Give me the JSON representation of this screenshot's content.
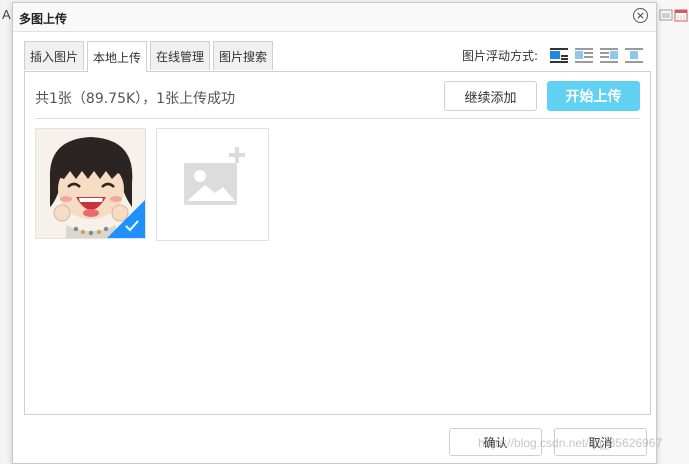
{
  "background_app": {
    "left_glyph": "A"
  },
  "dialog": {
    "title": "多图上传",
    "close_symbol": "×"
  },
  "tabs": [
    {
      "label": "插入图片",
      "active": false
    },
    {
      "label": "本地上传",
      "active": true
    },
    {
      "label": "在线管理",
      "active": false
    },
    {
      "label": "图片搜索",
      "active": false
    }
  ],
  "float_options": {
    "label": "图片浮动方式:",
    "options": [
      "align-none-icon",
      "align-left-icon",
      "align-right-icon",
      "align-center-icon"
    ],
    "selected": "align-none-icon"
  },
  "upload": {
    "status": "共1张（89.75K），1张上传成功",
    "continue_label": "继续添加",
    "start_label": "开始上传"
  },
  "footer": {
    "ok_label": "确认",
    "cancel_label": "取消"
  },
  "watermark": "https://blog.csdn.net/qq_35626967",
  "colors": {
    "accent": "#60d0f3",
    "check": "#1e90ff",
    "selected_icon": "#1e88e5"
  }
}
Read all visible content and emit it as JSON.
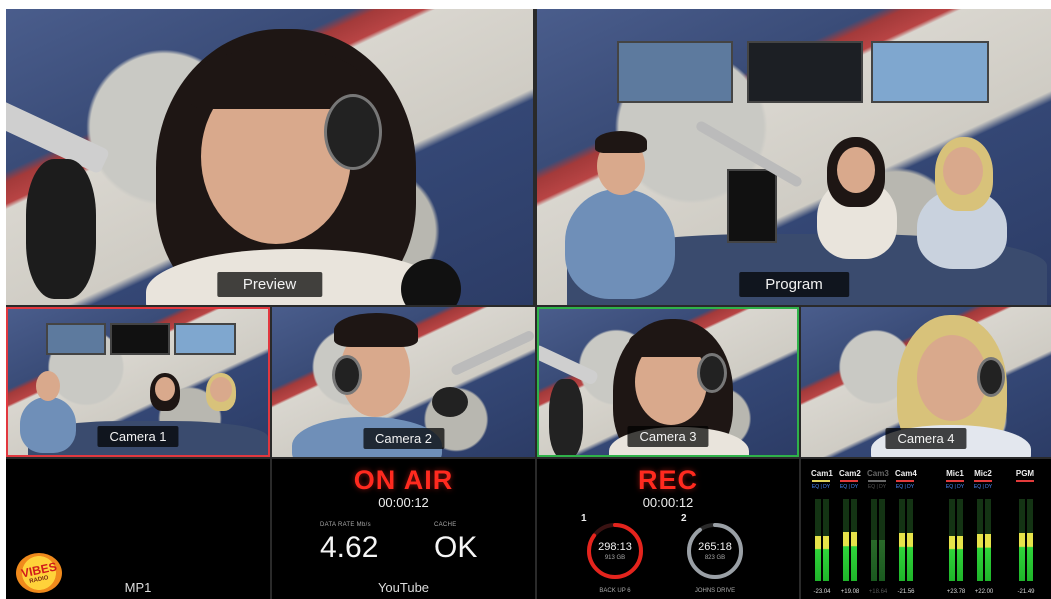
{
  "multiview": {
    "preview_label": "Preview",
    "program_label": "Program",
    "cameras": [
      {
        "label": "Camera 1",
        "tally": "red"
      },
      {
        "label": "Camera 2",
        "tally": "none"
      },
      {
        "label": "Camera 3",
        "tally": "green"
      },
      {
        "label": "Camera 4",
        "tally": "none"
      }
    ]
  },
  "media_player": {
    "label": "MP1",
    "logo_text": "VIBES",
    "logo_sub": "RADIO"
  },
  "stream": {
    "status": "ON AIR",
    "timecode": "00:00:12",
    "data_rate_caption": "DATA RATE Mb/s",
    "data_rate": "4.62",
    "cache_caption": "CACHE",
    "cache": "OK",
    "platform": "YouTube"
  },
  "record": {
    "status": "REC",
    "timecode": "00:00:12",
    "drives": [
      {
        "index": "1",
        "time": "298:13",
        "size": "913 GB",
        "name": "BACK UP 6",
        "ring_color": "#e4241d",
        "fill_fraction": 0.85
      },
      {
        "index": "2",
        "time": "265:18",
        "size": "823 GB",
        "name": "JOHNS DRIVE",
        "ring_color": "#9aa0a6",
        "fill_fraction": 0.9
      }
    ]
  },
  "audio": {
    "channels": [
      {
        "name": "Cam1",
        "tag": "EQ | DY",
        "line": "#e0d35a",
        "value": "-23.04",
        "level": 0.55,
        "active": true
      },
      {
        "name": "Cam2",
        "tag": "EQ | DY",
        "line": "#e23b3b",
        "value": "+19.08",
        "level": 0.6,
        "active": true
      },
      {
        "name": "Cam3",
        "tag": "EQ | DY",
        "line": "#6a6a6a",
        "value": "+18.64",
        "level": 0.5,
        "active": false
      },
      {
        "name": "Cam4",
        "tag": "EQ | DY",
        "line": "#e23b3b",
        "value": "-21.56",
        "level": 0.58,
        "active": true
      },
      {
        "name": "Mic1",
        "tag": "EQ | DY",
        "line": "#e23b3b",
        "value": "+23.78",
        "level": 0.55,
        "active": true
      },
      {
        "name": "Mic2",
        "tag": "EQ | DY",
        "line": "#e23b3b",
        "value": "+22.00",
        "level": 0.57,
        "active": true
      },
      {
        "name": "PGM",
        "tag": "",
        "line": "#e23b3b",
        "value": "-21.49",
        "level": 0.58,
        "active": true
      }
    ]
  }
}
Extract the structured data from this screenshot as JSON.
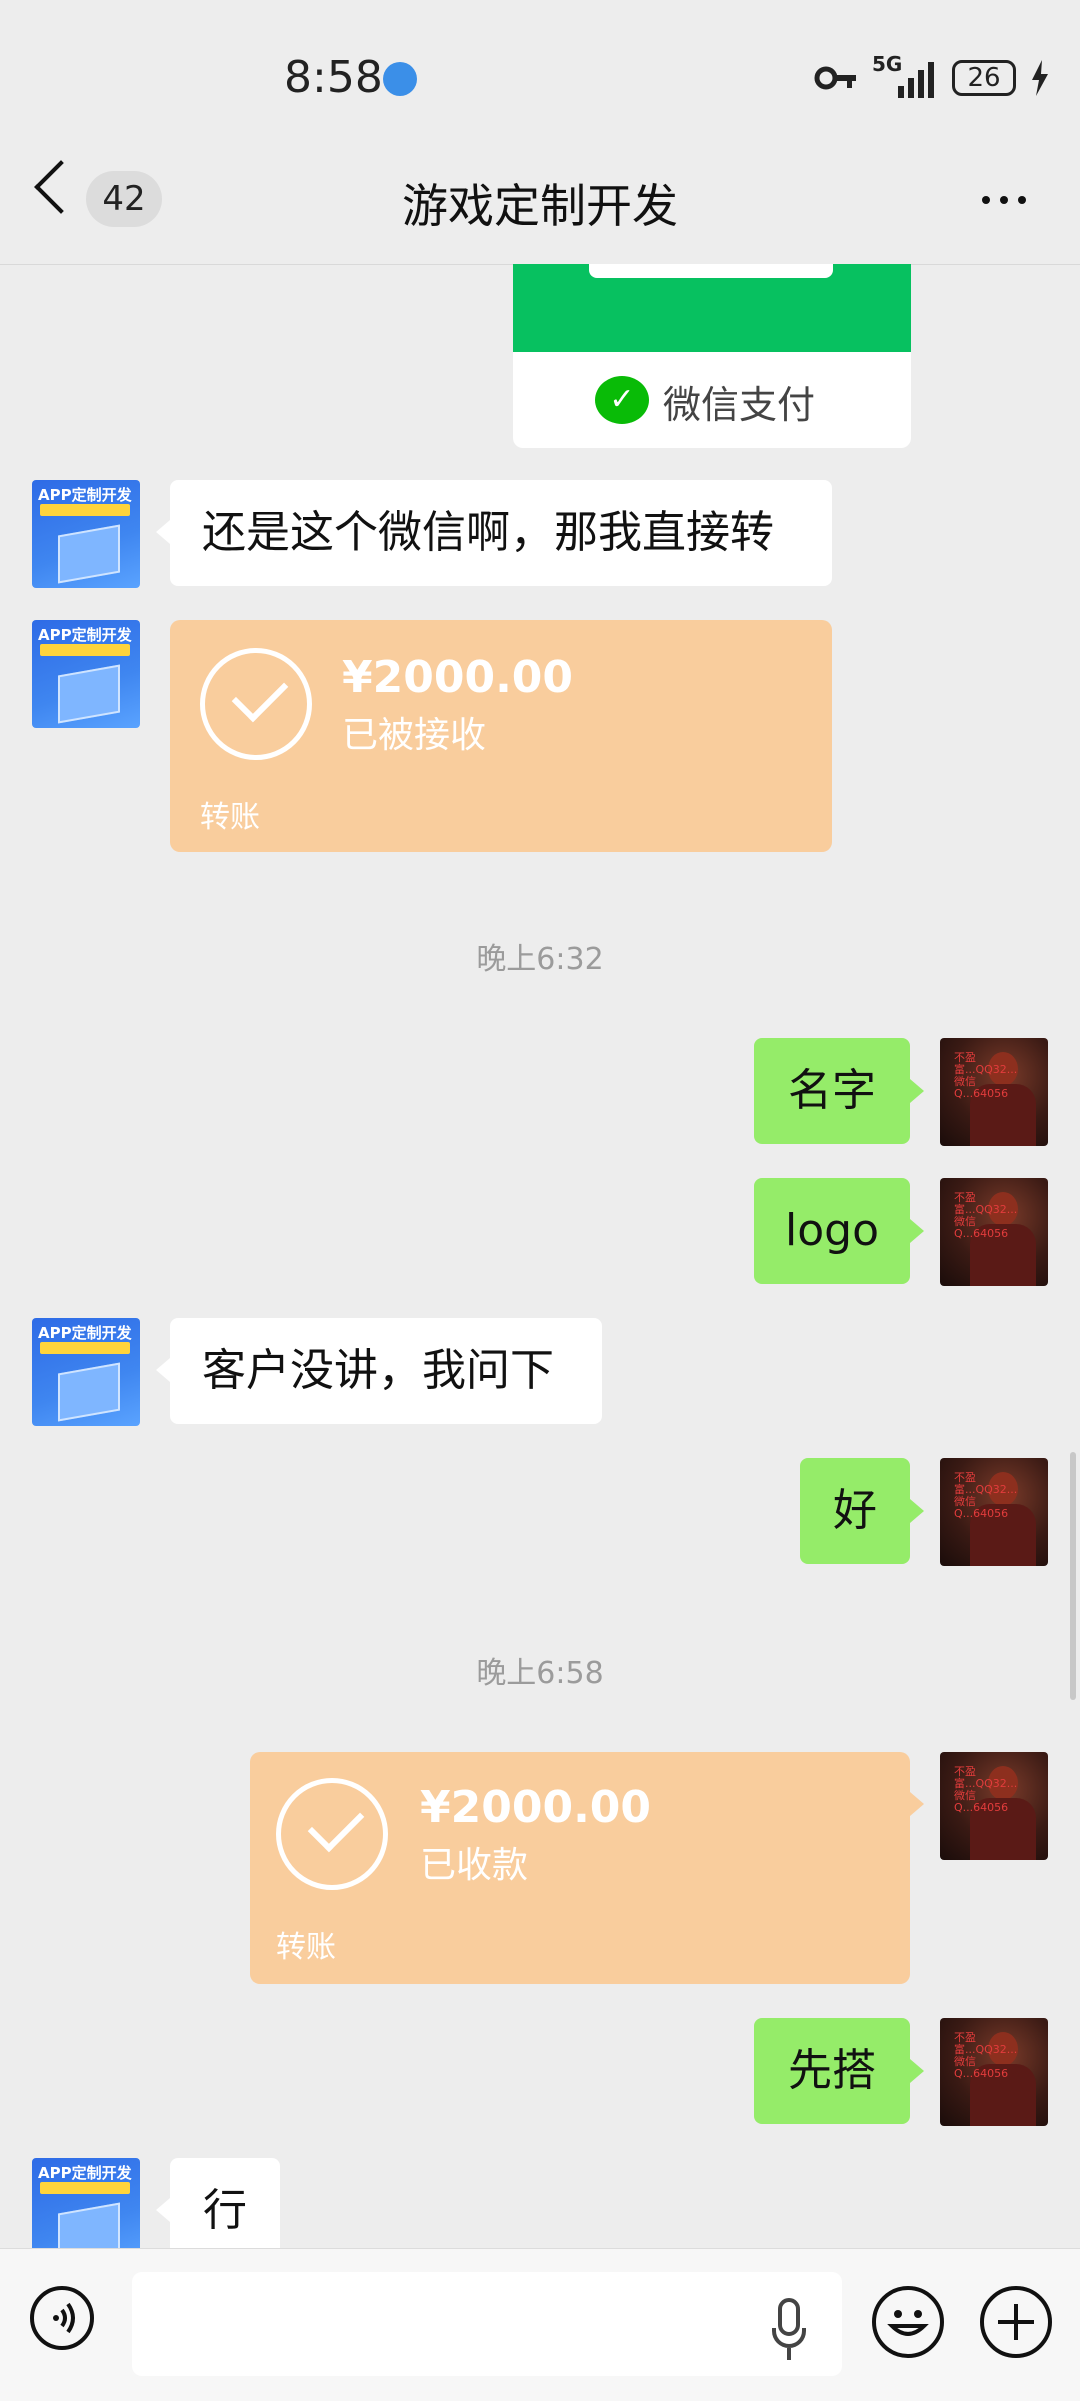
{
  "status_bar": {
    "time": "8:58",
    "network": "5G",
    "battery": "26",
    "icons": [
      "key-icon",
      "signal-icon",
      "battery-icon",
      "charging-icon"
    ]
  },
  "header": {
    "unread_count": "42",
    "title": "游戏定制开发",
    "more_icon": "more-icon"
  },
  "pay_card": {
    "label": "微信支付"
  },
  "avatars": {
    "left_title": "APP定制开发",
    "right_overlay": "不盈富...QQ32...微信Q...64056"
  },
  "messages": [
    {
      "side": "left",
      "text": "还是这个微信啊，那我直接转"
    },
    {
      "side": "left",
      "type": "transfer",
      "amount": "¥2000.00",
      "status": "已被接收",
      "label": "转账"
    },
    {
      "type": "time",
      "text": "晚上6:32"
    },
    {
      "side": "right",
      "text": "名字"
    },
    {
      "side": "right",
      "text": "logo"
    },
    {
      "side": "left",
      "text": "客户没讲，我问下"
    },
    {
      "side": "right",
      "text": "好"
    },
    {
      "type": "time",
      "text": "晚上6:58"
    },
    {
      "side": "right",
      "type": "transfer",
      "amount": "¥2000.00",
      "status": "已收款",
      "label": "转账"
    },
    {
      "side": "right",
      "text": "先搭"
    },
    {
      "side": "left",
      "text": "行"
    }
  ],
  "colors": {
    "background": "#ededed",
    "bubble_right": "#95ec69",
    "bubble_left": "#ffffff",
    "transfer": "#f9cd9d",
    "wechat_pay_green": "#07c160"
  }
}
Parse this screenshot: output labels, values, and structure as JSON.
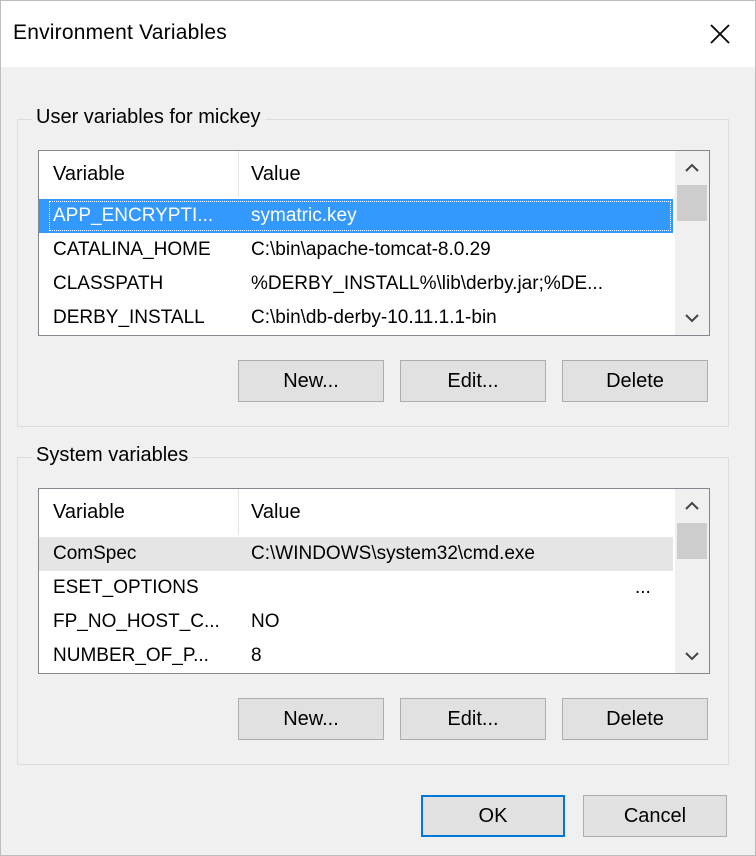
{
  "window": {
    "title": "Environment Variables"
  },
  "user_group": {
    "legend": "User variables for mickey",
    "columns": {
      "variable": "Variable",
      "value": "Value"
    },
    "rows": [
      {
        "variable": "APP_ENCRYPTI...",
        "value": "symatric.key"
      },
      {
        "variable": "CATALINA_HOME",
        "value": "C:\\bin\\apache-tomcat-8.0.29"
      },
      {
        "variable": "CLASSPATH",
        "value": "%DERBY_INSTALL%\\lib\\derby.jar;%DE..."
      },
      {
        "variable": "DERBY_INSTALL",
        "value": "C:\\bin\\db-derby-10.11.1.1-bin"
      }
    ],
    "buttons": {
      "new": "New...",
      "edit": "Edit...",
      "delete": "Delete"
    }
  },
  "system_group": {
    "legend": "System variables",
    "columns": {
      "variable": "Variable",
      "value": "Value"
    },
    "rows": [
      {
        "variable": "ComSpec",
        "value": "C:\\WINDOWS\\system32\\cmd.exe"
      },
      {
        "variable": "ESET_OPTIONS",
        "value": "..."
      },
      {
        "variable": "FP_NO_HOST_C...",
        "value": "NO"
      },
      {
        "variable": "NUMBER_OF_P...",
        "value": "8"
      }
    ],
    "buttons": {
      "new": "New...",
      "edit": "Edit...",
      "delete": "Delete"
    }
  },
  "footer": {
    "ok": "OK",
    "cancel": "Cancel"
  },
  "colors": {
    "selection": "#3399ff",
    "accent_border": "#0078d7",
    "dialog_bg": "#f0f0f0"
  },
  "icons": {
    "close": "close-icon",
    "scroll_up": "chevron-up-icon",
    "scroll_down": "chevron-down-icon"
  }
}
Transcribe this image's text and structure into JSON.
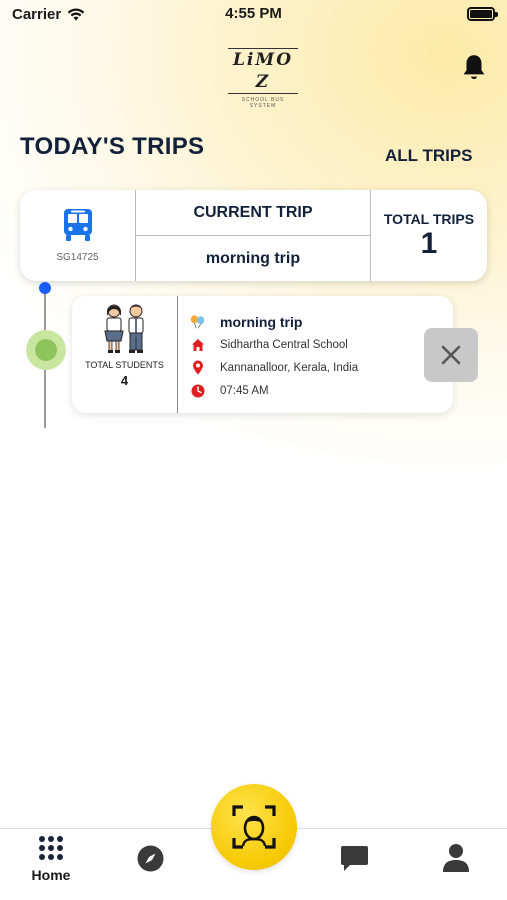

What to work on — Exactly as written, return every line of the listing, but not the pictures.

Reply to the exercise —
Give me the JSON representation of this screenshot's content.
{
  "background_app": {
    "left_glyph": "A"
  },
  "dialog": {
    "title": "多图上传",
    "close_symbol": "×"
  },
  "tabs": [
    {
      "label": "插入图片",
      "active": false
    },
    {
      "label": "本地上传",
      "active": true
    },
    {
      "label": "在线管理",
      "active": false
    },
    {
      "label": "图片搜索",
      "active": false
    }
  ],
  "float_options": {
    "label": "图片浮动方式:",
    "options": [
      "align-none-icon",
      "align-left-icon",
      "align-right-icon",
      "align-center-icon"
    ],
    "selected": "align-none-icon"
  },
  "upload": {
    "status": "共1张（89.75K），1张上传成功",
    "continue_label": "继续添加",
    "start_label": "开始上传"
  },
  "footer": {
    "ok_label": "确认",
    "cancel_label": "取消"
  },
  "watermark": "https://blog.csdn.net/qq_35626967",
  "colors": {
    "accent": "#60d0f3",
    "check": "#1e90ff",
    "selected_icon": "#1e88e5"
  }
}
Read all visible content and emit it as JSON.
{
  "multiview": {
    "preview_label": "Preview",
    "program_label": "Program",
    "cameras": [
      {
        "label": "Camera 1",
        "tally": "red"
      },
      {
        "label": "Camera 2",
        "tally": "none"
      },
      {
        "label": "Camera 3",
        "tally": "green"
      },
      {
        "label": "Camera 4",
        "tally": "none"
      }
    ]
  },
  "media_player": {
    "label": "MP1",
    "logo_text": "VIBES",
    "logo_sub": "RADIO"
  },
  "stream": {
    "status": "ON AIR",
    "timecode": "00:00:12",
    "data_rate_caption": "DATA RATE Mb/s",
    "data_rate": "4.62",
    "cache_caption": "CACHE",
    "cache": "OK",
    "platform": "YouTube"
  },
  "record": {
    "status": "REC",
    "timecode": "00:00:12",
    "drives": [
      {
        "index": "1",
        "time": "298:13",
        "size": "913 GB",
        "name": "BACK UP 6",
        "ring_color": "#e4241d",
        "fill_fraction": 0.85
      },
      {
        "index": "2",
        "time": "265:18",
        "size": "823 GB",
        "name": "JOHNS DRIVE",
        "ring_color": "#9aa0a6",
        "fill_fraction": 0.9
      }
    ]
  },
  "audio": {
    "channels": [
      {
        "name": "Cam1",
        "tag": "EQ | DY",
        "line": "#e0d35a",
        "value": "-23.04",
        "level": 0.55,
        "active": true
      },
      {
        "name": "Cam2",
        "tag": "EQ | DY",
        "line": "#e23b3b",
        "value": "+19.08",
        "level": 0.6,
        "active": true
      },
      {
        "name": "Cam3",
        "tag": "EQ | DY",
        "line": "#6a6a6a",
        "value": "+18.64",
        "level": 0.5,
        "active": false
      },
      {
        "name": "Cam4",
        "tag": "EQ | DY",
        "line": "#e23b3b",
        "value": "-21.56",
        "level": 0.58,
        "active": true
      },
      {
        "name": "Mic1",
        "tag": "EQ | DY",
        "line": "#e23b3b",
        "value": "+23.78",
        "level": 0.55,
        "active": true
      },
      {
        "name": "Mic2",
        "tag": "EQ | DY",
        "line": "#e23b3b",
        "value": "+22.00",
        "level": 0.57,
        "active": true
      },
      {
        "name": "PGM",
        "tag": "",
        "line": "#e23b3b",
        "value": "-21.49",
        "level": 0.58,
        "active": true
      }
    ]
  }
}
Extract the structured data from this screenshot as JSON.
{
  "status_bar": {
    "time": "8:58",
    "network": "5G",
    "battery": "26",
    "icons": [
      "key-icon",
      "signal-icon",
      "battery-icon",
      "charging-icon"
    ]
  },
  "header": {
    "unread_count": "42",
    "title": "游戏定制开发",
    "more_icon": "more-icon"
  },
  "pay_card": {
    "label": "微信支付"
  },
  "avatars": {
    "left_title": "APP定制开发",
    "right_overlay": "不盈富...QQ32...微信Q...64056"
  },
  "messages": [
    {
      "side": "left",
      "text": "还是这个微信啊，那我直接转"
    },
    {
      "side": "left",
      "type": "transfer",
      "amount": "¥2000.00",
      "status": "已被接收",
      "label": "转账"
    },
    {
      "type": "time",
      "text": "晚上6:32"
    },
    {
      "side": "right",
      "text": "名字"
    },
    {
      "side": "right",
      "text": "logo"
    },
    {
      "side": "left",
      "text": "客户没讲，我问下"
    },
    {
      "side": "right",
      "text": "好"
    },
    {
      "type": "time",
      "text": "晚上6:58"
    },
    {
      "side": "right",
      "type": "transfer",
      "amount": "¥2000.00",
      "status": "已收款",
      "label": "转账"
    },
    {
      "side": "right",
      "text": "先搭"
    },
    {
      "side": "left",
      "text": "行"
    }
  ],
  "colors": {
    "background": "#ededed",
    "bubble_right": "#95ec69",
    "bubble_left": "#ffffff",
    "transfer": "#f9cd9d",
    "wechat_pay_green": "#07c160"
  }
}
Parse this screenshot: output labels, values, and structure as JSON.
{
  "window": {
    "title": "Environment Variables"
  },
  "user_group": {
    "legend": "User variables for mickey",
    "columns": {
      "variable": "Variable",
      "value": "Value"
    },
    "rows": [
      {
        "variable": "APP_ENCRYPTI...",
        "value": "symatric.key"
      },
      {
        "variable": "CATALINA_HOME",
        "value": "C:\\bin\\apache-tomcat-8.0.29"
      },
      {
        "variable": "CLASSPATH",
        "value": "%DERBY_INSTALL%\\lib\\derby.jar;%DE..."
      },
      {
        "variable": "DERBY_INSTALL",
        "value": "C:\\bin\\db-derby-10.11.1.1-bin"
      }
    ],
    "buttons": {
      "new": "New...",
      "edit": "Edit...",
      "delete": "Delete"
    }
  },
  "system_group": {
    "legend": "System variables",
    "columns": {
      "variable": "Variable",
      "value": "Value"
    },
    "rows": [
      {
        "variable": "ComSpec",
        "value": "C:\\WINDOWS\\system32\\cmd.exe"
      },
      {
        "variable": "ESET_OPTIONS",
        "value": "..."
      },
      {
        "variable": "FP_NO_HOST_C...",
        "value": "NO"
      },
      {
        "variable": "NUMBER_OF_P...",
        "value": "8"
      }
    ],
    "buttons": {
      "new": "New...",
      "edit": "Edit...",
      "delete": "Delete"
    }
  },
  "footer": {
    "ok": "OK",
    "cancel": "Cancel"
  },
  "colors": {
    "selection": "#3399ff",
    "accent_border": "#0078d7",
    "dialog_bg": "#f0f0f0"
  },
  "icons": {
    "close": "close-icon",
    "scroll_up": "chevron-up-icon",
    "scroll_down": "chevron-down-icon"
  }
}
Transcribe this image's text and structure into JSON.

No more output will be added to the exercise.